__Task prompt__
In the material below, the lines containing the word "this" are required; copy each of them.

(Records about charts and figures)
▬▬▬▬▬▬
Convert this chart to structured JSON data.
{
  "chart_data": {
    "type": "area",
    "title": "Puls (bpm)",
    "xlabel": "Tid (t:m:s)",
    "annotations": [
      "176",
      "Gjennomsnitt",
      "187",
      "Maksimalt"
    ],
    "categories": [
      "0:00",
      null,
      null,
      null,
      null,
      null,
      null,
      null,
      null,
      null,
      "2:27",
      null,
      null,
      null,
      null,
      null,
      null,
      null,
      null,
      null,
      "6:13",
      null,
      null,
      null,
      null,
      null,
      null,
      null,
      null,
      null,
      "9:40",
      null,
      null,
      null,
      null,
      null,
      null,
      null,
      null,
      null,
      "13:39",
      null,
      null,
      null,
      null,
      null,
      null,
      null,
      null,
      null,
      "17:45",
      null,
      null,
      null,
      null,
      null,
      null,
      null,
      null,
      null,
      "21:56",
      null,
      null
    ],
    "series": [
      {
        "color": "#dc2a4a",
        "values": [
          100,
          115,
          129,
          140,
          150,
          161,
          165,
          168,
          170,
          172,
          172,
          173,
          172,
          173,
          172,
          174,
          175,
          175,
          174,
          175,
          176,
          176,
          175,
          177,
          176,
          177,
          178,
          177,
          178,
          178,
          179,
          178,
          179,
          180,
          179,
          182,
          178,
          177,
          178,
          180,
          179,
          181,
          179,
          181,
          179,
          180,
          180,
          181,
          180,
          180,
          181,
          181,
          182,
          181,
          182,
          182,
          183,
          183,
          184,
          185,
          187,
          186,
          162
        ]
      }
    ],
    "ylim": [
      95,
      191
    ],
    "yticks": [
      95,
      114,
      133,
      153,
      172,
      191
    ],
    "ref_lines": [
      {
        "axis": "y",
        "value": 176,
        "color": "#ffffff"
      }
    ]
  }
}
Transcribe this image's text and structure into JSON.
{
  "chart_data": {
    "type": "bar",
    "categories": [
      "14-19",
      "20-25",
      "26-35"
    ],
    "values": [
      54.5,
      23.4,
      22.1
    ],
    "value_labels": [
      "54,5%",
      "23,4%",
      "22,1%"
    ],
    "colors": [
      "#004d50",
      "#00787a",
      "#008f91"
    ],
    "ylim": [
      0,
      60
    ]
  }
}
▬▬▬▬▬▬
__Full solution__
Convert this chart to structured JSON data.
Transcribe this image's text and structure into JSON.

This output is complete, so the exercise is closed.